## [Given records]

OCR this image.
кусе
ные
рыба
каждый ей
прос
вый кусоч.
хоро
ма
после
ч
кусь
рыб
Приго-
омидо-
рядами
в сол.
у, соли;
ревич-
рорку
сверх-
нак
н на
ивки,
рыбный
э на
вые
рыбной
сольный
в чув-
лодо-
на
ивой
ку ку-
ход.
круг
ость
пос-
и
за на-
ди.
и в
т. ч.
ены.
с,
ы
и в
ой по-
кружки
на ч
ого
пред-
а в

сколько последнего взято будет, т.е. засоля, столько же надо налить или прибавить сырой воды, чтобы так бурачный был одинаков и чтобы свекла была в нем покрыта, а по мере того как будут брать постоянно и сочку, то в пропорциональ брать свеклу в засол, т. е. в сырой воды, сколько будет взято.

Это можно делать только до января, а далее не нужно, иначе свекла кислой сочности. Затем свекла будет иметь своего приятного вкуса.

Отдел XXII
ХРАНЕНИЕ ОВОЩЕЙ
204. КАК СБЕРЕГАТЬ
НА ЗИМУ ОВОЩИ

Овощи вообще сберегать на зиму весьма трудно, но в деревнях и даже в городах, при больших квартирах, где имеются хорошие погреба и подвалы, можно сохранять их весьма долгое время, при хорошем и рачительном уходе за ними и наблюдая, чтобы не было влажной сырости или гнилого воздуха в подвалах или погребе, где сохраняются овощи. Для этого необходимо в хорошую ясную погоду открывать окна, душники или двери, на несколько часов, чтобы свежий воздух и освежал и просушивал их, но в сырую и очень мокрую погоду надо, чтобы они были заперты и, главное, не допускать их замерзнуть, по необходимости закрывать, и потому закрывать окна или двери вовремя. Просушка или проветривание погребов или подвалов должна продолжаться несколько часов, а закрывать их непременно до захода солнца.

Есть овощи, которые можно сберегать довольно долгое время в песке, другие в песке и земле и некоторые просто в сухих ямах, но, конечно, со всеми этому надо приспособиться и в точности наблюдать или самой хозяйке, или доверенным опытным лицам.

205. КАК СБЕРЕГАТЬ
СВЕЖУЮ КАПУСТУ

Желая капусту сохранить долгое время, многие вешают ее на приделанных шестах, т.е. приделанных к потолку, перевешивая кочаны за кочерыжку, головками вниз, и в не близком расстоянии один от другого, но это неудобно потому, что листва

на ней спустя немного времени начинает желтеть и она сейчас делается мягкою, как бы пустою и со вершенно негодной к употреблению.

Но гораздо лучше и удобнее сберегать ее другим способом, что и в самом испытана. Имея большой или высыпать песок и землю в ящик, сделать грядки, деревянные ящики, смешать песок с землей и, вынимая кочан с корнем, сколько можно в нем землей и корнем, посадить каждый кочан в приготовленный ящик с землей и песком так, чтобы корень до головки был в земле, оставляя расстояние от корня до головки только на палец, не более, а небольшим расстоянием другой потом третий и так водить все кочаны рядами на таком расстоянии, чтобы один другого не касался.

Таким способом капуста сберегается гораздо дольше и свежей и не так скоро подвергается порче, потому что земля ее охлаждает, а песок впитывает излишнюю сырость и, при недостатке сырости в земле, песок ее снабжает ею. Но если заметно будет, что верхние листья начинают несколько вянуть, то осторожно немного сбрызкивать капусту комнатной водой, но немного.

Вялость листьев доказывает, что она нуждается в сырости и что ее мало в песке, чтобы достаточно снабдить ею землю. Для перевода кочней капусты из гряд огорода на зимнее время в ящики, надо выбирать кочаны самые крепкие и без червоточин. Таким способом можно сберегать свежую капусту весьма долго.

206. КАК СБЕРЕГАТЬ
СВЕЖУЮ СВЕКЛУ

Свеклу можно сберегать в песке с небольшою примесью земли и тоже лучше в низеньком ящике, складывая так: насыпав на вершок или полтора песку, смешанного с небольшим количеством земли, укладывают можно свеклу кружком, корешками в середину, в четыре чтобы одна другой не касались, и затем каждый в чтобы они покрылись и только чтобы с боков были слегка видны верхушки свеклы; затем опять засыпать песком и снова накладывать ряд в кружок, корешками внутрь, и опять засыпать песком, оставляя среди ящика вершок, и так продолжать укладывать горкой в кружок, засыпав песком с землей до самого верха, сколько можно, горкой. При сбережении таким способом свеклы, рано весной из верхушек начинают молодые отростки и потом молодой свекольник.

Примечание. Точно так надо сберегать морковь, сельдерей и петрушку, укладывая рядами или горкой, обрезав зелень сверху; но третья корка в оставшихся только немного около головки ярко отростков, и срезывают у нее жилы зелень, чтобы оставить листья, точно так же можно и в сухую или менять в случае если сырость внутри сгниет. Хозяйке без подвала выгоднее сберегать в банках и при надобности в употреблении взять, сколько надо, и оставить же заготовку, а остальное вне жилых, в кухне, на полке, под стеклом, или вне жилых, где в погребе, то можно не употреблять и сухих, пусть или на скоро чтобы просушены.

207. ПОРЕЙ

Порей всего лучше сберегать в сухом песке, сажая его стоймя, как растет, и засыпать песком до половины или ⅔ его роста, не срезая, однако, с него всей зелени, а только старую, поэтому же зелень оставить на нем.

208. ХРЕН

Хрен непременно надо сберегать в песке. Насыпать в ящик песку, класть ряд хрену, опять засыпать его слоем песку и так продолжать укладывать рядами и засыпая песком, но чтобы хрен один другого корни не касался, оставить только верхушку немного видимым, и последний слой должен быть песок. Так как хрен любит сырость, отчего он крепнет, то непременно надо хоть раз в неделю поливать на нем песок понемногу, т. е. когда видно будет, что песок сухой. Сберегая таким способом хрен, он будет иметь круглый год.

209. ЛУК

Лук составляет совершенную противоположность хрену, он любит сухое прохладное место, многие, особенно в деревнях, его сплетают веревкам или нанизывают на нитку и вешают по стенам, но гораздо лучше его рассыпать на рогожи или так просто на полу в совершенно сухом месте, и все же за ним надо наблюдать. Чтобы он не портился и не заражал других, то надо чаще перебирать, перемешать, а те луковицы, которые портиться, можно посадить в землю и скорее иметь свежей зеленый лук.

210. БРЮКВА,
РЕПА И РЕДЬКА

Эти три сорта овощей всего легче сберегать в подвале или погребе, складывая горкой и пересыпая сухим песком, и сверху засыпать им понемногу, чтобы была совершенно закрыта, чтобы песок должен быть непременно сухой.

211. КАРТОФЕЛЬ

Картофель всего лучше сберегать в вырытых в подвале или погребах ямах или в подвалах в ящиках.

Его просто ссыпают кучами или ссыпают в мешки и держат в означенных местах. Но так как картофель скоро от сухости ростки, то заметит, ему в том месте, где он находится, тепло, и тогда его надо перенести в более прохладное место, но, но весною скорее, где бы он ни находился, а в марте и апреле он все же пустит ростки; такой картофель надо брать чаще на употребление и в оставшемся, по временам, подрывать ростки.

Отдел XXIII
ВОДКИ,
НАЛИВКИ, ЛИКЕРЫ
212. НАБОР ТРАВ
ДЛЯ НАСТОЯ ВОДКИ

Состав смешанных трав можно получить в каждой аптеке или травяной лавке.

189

## [Problem to work on]
Output each record precisely as given.

## [Correct response]
OCR this image.
кусе
ные
рыба
каждый ей
прос
вый кусоч.
хоро
ма
после
ч
кусь
рыб
Приго-
омидо-
рядами
в сол.
у, соли;
ревич-
рорку
сверх-
нак
н на
ивки,
рыбный
э на
вые
рыбной
сольный
в чув-
лодо-
на
ивой
ку ку-
ход.
круг
ость
пос-
и
за на-
ди.
и в
т. ч.
ены.
с,
ы
и в
ой по-
кружки
на ч
ого
пред-
а в

сколько последнего взято будет, т.е. засоля, столько же надо налить или прибавить сырой воды, чтобы так бурачный был одинаков и чтобы свекла была в нем покрыта, а по мере того как будут брать постоянно и сочку, то в пропорциональ брать свеклу в засол, т. е. в сырой воды, сколько будет взято.

Это можно делать только до января, а далее не нужно, иначе свекла кислой сочности. Затем свекла будет иметь своего приятного вкуса.

Отдел XXII
ХРАНЕНИЕ ОВОЩЕЙ
204. КАК СБЕРЕГАТЬ
НА ЗИМУ ОВОЩИ

Овощи вообще сберегать на зиму весьма трудно, но в деревнях и даже в городах, при больших квартирах, где имеются хорошие погреба и подвалы, можно сохранять их весьма долгое время, при хорошем и рачительном уходе за ними и наблюдая, чтобы не было влажной сырости или гнилого воздуха в подвалах или погребе, где сохраняются овощи. Для этого необходимо в хорошую ясную погоду открывать окна, душники или двери, на несколько часов, чтобы свежий воздух и освежал и просушивал их, но в сырую и очень мокрую погоду надо, чтобы они были заперты и, главное, не допускать их замерзнуть, по необходимости закрывать, и потому закрывать окна или двери вовремя. Просушка или проветривание погребов или подвалов должна продолжаться несколько часов, а закрывать их непременно до захода солнца.

Есть овощи, которые можно сберегать довольно долгое время в песке, другие в песке и земле и некоторые просто в сухих ямах, но, конечно, со всеми этому надо приспособиться и в точности наблюдать или самой хозяйке, или доверенным опытным лицам.

205. КАК СБЕРЕГАТЬ
СВЕЖУЮ КАПУСТУ

Желая капусту сохранить долгое время, многие вешают ее на приделанных шестах, т.е. приделанных к потолку, перевешивая кочаны за кочерыжку, головками вниз, и в не близком расстоянии один от другого, но это неудобно потому, что листва

на ней спустя немного времени начинает желтеть и она сейчас делается мягкою, как бы пустою и со вершенно негодной к употреблению.

Но гораздо лучше и удобнее сберегать ее другим способом, что и в самом испытана. Имея большой или высыпать песок и землю в ящик, сделать грядки, деревянные ящики, смешать песок с землей и, вынимая кочан с корнем, сколько можно в нем землей и корнем, посадить каждый кочан в приготовленный ящик с землей и песком так, чтобы корень до головки был в земле, оставляя расстояние от корня до головки только на палец, не более, а небольшим расстоянием другой потом третий и так водить все кочаны рядами на таком расстоянии, чтобы один другого не касался.

Таким способом капуста сберегается гораздо дольше и свежей и не так скоро подвергается порче, потому что земля ее охлаждает, а песок впитывает излишнюю сырость и, при недостатке сырости в земле, песок ее снабжает ею. Но если заметно будет, что верхние листья начинают несколько вянуть, то осторожно немного сбрызкивать капусту комнатной водой, но немного.

Вялость листьев доказывает, что она нуждается в сырости и что ее мало в песке, чтобы достаточно снабдить ею землю. Для перевода кочней капусты из гряд огорода на зимнее время в ящики, надо выбирать кочаны самые крепкие и без червоточин. Таким способом можно сберегать свежую капусту весьма долго.

206. КАК СБЕРЕГАТЬ
СВЕЖУЮ СВЕКЛУ

Свеклу можно сберегать в песке с небольшою примесью земли и тоже лучше в низеньком ящике, складывая так: насыпав на вершок или полтора песку, смешанного с небольшим количеством земли, укладывают можно свеклу кружком, корешками в середину, в четыре чтобы одна другой не касались, и затем каждый в чтобы они покрылись и только чтобы с боков были слегка видны верхушки свеклы; затем опять засыпать песком и снова накладывать ряд в кружок, корешками внутрь, и опять засыпать песком, оставляя среди ящика вершок, и так продолжать укладывать горкой в кружок, засыпав песком с землей до самого верха, сколько можно, горкой. При сбережении таким способом свеклы, рано весной из верхушек начинают молодые отростки и потом молодой свекольник.

Примечание. Точно так надо сберегать морковь, сельдерей и петрушку, укладывая рядами или горкой, обрезав зелень сверху; но третья корка в оставшихся только немного около головки ярко отростков, и срезывают у нее жилы зелень, чтобы оставить листья, точно так же можно и в сухую или менять в случае если сырость внутри сгниет. Хозяйке без подвала выгоднее сберегать в банках и при надобности в употреблении взять, сколько надо, и оставить же заготовку, а остальное вне жилых, в кухне, на полке, под стеклом, или вне жилых, где в погребе, то можно не употреблять и сухих, пусть или на скоро чтобы просушены.

207. ПОРЕЙ

Порей всего лучше сберегать в сухом песке, сажая его стоймя, как растет, и засыпать песком до половины или ⅔ его роста, не срезая, однако, с него всей зелени, а только старую, поэтому же зелень оставить на нем.

208. ХРЕН

Хрен непременно надо сберегать в песке. Насыпать в ящик песку, класть ряд хрену, опять засыпать его слоем песку и так продолжать укладывать рядами и засыпая песком, но чтобы хрен один другого корни не касался, оставить только верхушку немного видимым, и последний слой должен быть песок. Так как хрен любит сырость, отчего он крепнет, то непременно надо хоть раз в неделю поливать на нем песок понемногу, т. е. когда видно будет, что песок сухой. Сберегая таким способом хрен, он будет иметь круглый год.

209. ЛУК

Лук составляет совершенную противоположность хрену, он любит сухое прохладное место, многие, особенно в деревнях, его сплетают веревкам или нанизывают на нитку и вешают по стенам, но гораздо лучше его рассыпать на рогожи или так просто на полу в совершенно сухом месте, и все же за ним надо наблюдать. Чтобы он не портился и не заражал других, то надо чаще перебирать, перемешать, а те луковицы, которые портиться, можно посадить в землю и скорее иметь свежей зеленый лук.

210. БРЮКВА,
РЕПА И РЕДЬКА

Эти три сорта овощей всего легче сберегать в подвале или погребе, складывая горкой и пересыпая сухим песком, и сверху засыпать им понемногу, чтобы была совершенно закрыта, чтобы песок должен быть непременно сухой.

211. КАРТОФЕЛЬ

Картофель всего лучше сберегать в вырытых в подвале или погребах ямах или в подвалах в ящиках.

Его просто ссыпают кучами или ссыпают в мешки и держат в означенных местах. Но так как картофель скоро от сухости ростки, то заметит, ему в том месте, где он находится, тепло, и тогда его надо перенести в более прохладное место, но, но весною скорее, где бы он ни находился, а в марте и апреле он все же пустит ростки; такой картофель надо брать чаще на употребление и в оставшемся, по временам, подрывать ростки.

Отдел XXIII
ВОДКИ,
НАЛИВКИ, ЛИКЕРЫ
212. НАБОР ТРАВ
ДЛЯ НАСТОЯ ВОДКИ

Состав смешанных трав можно получить в каждой аптеке или травяной лавке.

189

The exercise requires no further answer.